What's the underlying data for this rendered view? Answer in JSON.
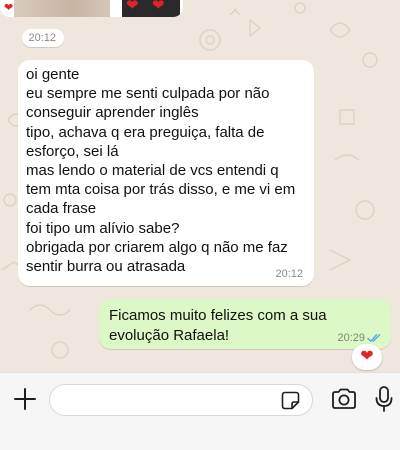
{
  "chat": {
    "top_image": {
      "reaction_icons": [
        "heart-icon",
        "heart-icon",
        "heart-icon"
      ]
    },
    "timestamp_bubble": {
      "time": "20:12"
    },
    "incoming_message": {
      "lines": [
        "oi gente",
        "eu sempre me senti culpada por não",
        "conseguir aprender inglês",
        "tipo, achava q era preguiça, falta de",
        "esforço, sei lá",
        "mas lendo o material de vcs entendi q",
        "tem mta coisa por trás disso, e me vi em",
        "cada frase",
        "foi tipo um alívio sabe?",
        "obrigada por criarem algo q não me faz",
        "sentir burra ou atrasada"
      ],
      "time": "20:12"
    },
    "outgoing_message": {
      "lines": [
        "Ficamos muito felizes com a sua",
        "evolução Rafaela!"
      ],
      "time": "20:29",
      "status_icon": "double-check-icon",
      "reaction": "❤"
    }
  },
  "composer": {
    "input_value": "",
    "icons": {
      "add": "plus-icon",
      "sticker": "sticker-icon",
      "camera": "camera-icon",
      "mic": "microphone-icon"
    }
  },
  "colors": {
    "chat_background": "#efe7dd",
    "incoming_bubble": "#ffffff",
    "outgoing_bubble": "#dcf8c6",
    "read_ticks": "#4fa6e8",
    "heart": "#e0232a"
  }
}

==

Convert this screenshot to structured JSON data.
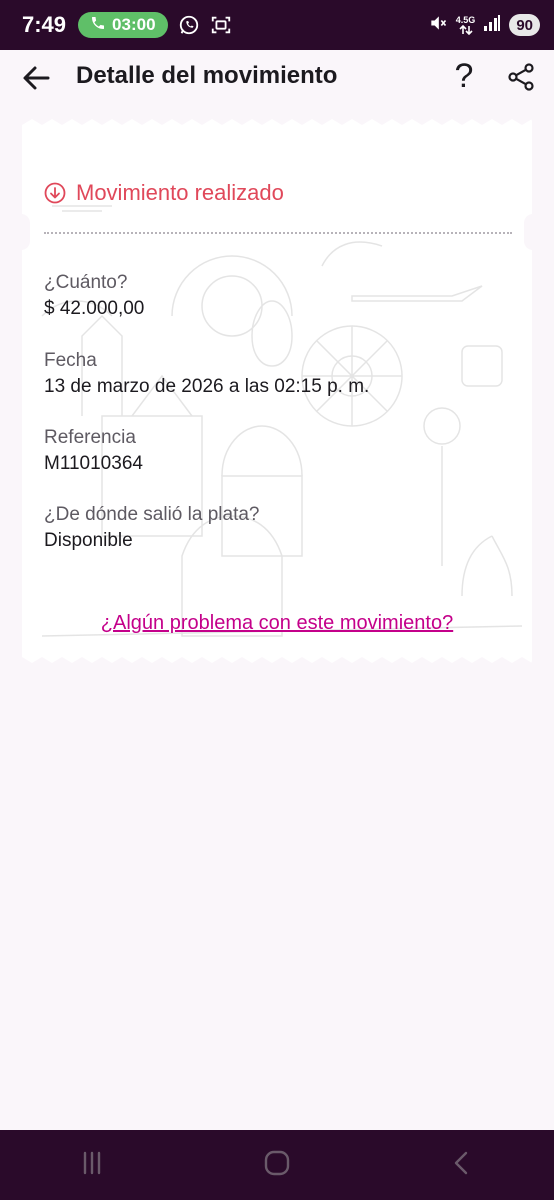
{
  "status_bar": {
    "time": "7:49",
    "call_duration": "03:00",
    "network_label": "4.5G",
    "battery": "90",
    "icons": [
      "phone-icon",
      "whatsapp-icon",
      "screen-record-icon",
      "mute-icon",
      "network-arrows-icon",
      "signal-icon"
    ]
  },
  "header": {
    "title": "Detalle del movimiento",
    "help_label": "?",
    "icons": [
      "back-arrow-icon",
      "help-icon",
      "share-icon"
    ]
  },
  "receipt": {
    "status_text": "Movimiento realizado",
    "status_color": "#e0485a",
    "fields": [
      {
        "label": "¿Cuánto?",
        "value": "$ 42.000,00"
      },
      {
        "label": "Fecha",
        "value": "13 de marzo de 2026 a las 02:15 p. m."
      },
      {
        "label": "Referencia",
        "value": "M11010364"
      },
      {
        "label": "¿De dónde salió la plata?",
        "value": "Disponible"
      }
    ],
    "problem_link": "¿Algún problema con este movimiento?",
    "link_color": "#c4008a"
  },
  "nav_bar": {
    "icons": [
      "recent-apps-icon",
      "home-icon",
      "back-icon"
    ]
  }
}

Instructions for the task: Your answer should be one number: the count of lines in the data above that include the word "JSON".

Correct output: 2